Dataset entries
#####

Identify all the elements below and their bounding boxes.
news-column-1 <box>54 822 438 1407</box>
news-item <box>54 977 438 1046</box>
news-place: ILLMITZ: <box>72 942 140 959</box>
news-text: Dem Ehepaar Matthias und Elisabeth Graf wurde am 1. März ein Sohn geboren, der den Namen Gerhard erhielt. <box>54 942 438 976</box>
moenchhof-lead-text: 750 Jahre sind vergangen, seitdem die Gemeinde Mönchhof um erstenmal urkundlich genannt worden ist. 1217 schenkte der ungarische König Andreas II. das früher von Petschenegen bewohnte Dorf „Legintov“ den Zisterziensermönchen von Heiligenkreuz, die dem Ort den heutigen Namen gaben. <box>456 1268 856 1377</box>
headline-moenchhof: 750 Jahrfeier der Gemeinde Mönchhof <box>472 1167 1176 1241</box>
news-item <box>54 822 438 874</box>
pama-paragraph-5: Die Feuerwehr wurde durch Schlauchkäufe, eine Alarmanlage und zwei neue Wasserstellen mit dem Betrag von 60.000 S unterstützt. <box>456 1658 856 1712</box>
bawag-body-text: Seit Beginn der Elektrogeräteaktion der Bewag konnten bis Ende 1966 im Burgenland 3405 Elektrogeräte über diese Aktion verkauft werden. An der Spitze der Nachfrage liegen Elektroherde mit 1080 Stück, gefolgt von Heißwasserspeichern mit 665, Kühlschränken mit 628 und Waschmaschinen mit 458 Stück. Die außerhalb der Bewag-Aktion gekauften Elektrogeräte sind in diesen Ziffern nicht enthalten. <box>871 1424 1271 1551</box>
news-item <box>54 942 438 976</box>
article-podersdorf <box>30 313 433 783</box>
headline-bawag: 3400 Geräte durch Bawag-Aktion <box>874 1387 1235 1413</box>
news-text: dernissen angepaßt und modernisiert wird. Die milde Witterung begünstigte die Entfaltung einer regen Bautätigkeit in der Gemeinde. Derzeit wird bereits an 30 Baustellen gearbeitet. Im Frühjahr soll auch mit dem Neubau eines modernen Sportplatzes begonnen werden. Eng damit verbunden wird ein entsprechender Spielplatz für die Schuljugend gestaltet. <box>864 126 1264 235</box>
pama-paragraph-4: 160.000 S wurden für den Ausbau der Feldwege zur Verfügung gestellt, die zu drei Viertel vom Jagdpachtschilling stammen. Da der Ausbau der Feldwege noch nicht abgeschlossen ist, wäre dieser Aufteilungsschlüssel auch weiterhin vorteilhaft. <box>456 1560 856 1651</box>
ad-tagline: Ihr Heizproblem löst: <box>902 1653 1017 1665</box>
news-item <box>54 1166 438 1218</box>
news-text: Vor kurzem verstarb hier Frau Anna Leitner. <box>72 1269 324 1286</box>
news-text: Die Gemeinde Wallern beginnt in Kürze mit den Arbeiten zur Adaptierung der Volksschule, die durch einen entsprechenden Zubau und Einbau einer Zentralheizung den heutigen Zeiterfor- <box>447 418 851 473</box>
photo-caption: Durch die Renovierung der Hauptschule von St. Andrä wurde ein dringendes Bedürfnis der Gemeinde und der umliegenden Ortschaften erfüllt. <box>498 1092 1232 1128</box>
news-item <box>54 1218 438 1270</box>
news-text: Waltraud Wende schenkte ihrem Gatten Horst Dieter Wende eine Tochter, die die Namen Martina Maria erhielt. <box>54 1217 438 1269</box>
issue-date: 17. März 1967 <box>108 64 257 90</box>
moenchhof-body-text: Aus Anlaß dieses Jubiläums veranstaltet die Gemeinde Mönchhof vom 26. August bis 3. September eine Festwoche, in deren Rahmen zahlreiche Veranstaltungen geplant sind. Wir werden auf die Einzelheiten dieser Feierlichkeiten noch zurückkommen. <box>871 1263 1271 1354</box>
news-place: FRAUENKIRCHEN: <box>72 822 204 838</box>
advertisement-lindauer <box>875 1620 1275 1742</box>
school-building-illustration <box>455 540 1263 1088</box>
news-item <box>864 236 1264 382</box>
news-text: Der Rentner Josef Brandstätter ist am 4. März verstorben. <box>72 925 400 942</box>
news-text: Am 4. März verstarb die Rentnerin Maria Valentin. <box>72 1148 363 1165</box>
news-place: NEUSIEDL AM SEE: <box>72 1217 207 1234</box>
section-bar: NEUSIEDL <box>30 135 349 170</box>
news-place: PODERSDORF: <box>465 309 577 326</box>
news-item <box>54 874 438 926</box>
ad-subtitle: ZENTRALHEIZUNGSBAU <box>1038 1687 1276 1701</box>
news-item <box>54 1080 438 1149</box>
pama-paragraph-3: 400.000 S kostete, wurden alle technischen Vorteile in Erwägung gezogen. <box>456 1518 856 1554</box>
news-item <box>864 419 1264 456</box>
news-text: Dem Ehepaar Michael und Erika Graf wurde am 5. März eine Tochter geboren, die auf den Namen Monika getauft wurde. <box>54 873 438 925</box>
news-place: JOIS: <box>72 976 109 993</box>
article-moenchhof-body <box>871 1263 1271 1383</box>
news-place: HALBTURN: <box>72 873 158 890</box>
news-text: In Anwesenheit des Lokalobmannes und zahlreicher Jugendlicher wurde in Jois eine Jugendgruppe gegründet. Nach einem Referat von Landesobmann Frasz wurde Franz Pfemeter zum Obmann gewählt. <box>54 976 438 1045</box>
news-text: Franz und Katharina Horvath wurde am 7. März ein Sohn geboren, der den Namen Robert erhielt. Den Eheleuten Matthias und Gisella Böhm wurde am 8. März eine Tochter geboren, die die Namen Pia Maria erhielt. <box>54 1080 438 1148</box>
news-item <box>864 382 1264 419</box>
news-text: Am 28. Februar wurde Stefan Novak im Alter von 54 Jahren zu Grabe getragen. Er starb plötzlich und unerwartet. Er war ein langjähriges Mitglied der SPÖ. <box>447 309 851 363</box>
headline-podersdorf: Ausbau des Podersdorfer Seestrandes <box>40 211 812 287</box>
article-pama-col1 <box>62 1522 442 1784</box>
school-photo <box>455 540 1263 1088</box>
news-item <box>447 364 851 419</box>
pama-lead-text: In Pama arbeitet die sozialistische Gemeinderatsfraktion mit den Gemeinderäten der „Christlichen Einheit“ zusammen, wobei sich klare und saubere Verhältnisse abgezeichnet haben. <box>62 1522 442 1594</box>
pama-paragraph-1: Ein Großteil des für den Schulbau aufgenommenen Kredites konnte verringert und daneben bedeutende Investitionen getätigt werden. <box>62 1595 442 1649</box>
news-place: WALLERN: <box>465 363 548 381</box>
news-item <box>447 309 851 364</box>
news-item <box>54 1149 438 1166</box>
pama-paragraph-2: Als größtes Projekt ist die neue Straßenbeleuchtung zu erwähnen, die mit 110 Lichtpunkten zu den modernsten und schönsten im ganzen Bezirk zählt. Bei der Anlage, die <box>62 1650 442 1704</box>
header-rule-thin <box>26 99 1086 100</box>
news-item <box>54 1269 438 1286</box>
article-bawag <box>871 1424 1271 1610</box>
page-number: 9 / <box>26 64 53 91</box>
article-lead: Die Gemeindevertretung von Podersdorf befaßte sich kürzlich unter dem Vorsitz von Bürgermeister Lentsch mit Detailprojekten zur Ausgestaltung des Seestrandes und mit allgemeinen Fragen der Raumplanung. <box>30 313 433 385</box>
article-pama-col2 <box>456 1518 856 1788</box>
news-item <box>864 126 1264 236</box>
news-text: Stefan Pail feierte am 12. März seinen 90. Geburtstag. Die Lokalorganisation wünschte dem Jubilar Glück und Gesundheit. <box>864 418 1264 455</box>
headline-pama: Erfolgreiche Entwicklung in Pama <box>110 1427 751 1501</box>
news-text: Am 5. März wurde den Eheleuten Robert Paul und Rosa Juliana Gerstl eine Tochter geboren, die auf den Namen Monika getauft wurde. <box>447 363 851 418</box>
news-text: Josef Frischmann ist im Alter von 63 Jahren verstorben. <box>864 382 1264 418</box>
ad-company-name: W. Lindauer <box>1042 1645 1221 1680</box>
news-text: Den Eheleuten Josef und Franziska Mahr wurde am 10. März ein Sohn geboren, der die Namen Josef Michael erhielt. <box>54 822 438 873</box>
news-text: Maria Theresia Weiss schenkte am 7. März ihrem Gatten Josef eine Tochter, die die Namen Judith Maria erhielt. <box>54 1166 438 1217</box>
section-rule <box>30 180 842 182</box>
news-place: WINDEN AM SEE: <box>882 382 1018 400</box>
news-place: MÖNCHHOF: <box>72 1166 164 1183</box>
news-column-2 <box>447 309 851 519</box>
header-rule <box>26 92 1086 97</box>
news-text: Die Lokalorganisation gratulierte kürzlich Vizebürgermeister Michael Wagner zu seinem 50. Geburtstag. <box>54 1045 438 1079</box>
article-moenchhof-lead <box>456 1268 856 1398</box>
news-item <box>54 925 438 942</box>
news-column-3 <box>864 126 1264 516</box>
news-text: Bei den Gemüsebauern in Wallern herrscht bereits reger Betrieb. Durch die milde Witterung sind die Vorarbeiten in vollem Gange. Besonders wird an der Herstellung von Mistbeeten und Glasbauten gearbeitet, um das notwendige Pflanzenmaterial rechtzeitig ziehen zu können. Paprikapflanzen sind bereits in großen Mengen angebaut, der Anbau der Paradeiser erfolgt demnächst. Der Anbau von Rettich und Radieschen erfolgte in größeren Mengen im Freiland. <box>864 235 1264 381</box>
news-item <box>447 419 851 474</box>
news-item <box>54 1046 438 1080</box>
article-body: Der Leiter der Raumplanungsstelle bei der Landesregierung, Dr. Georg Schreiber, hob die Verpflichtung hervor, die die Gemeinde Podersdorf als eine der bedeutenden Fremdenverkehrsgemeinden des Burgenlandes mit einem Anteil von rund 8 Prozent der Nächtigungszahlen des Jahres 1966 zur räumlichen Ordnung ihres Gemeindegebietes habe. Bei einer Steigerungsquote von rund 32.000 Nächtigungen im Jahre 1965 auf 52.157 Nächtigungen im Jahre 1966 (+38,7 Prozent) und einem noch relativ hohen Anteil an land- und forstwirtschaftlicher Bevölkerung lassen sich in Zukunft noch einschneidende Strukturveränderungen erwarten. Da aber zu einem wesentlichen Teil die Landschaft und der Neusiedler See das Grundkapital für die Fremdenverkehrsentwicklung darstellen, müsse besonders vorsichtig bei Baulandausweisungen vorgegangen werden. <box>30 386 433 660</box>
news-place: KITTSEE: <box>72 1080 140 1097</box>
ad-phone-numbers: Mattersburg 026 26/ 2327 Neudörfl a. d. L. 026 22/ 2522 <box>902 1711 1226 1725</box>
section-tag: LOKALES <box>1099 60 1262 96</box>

#####

### WORK TASK
Reproduce every line above containing "Ehepaar".

### RESPONSE TO THE TASK
news-text: Dem Ehepaar Matthias und Elisabeth Graf wurde am 1. März ein Sohn geboren, der den Namen Gerhard erhielt. <box>54 942 438 976</box>
news-text: Dem Ehepaar Michael und Erika Graf wurde am 5. März eine Tochter geboren, die auf den Namen Monika getauft wurde. <box>54 873 438 925</box>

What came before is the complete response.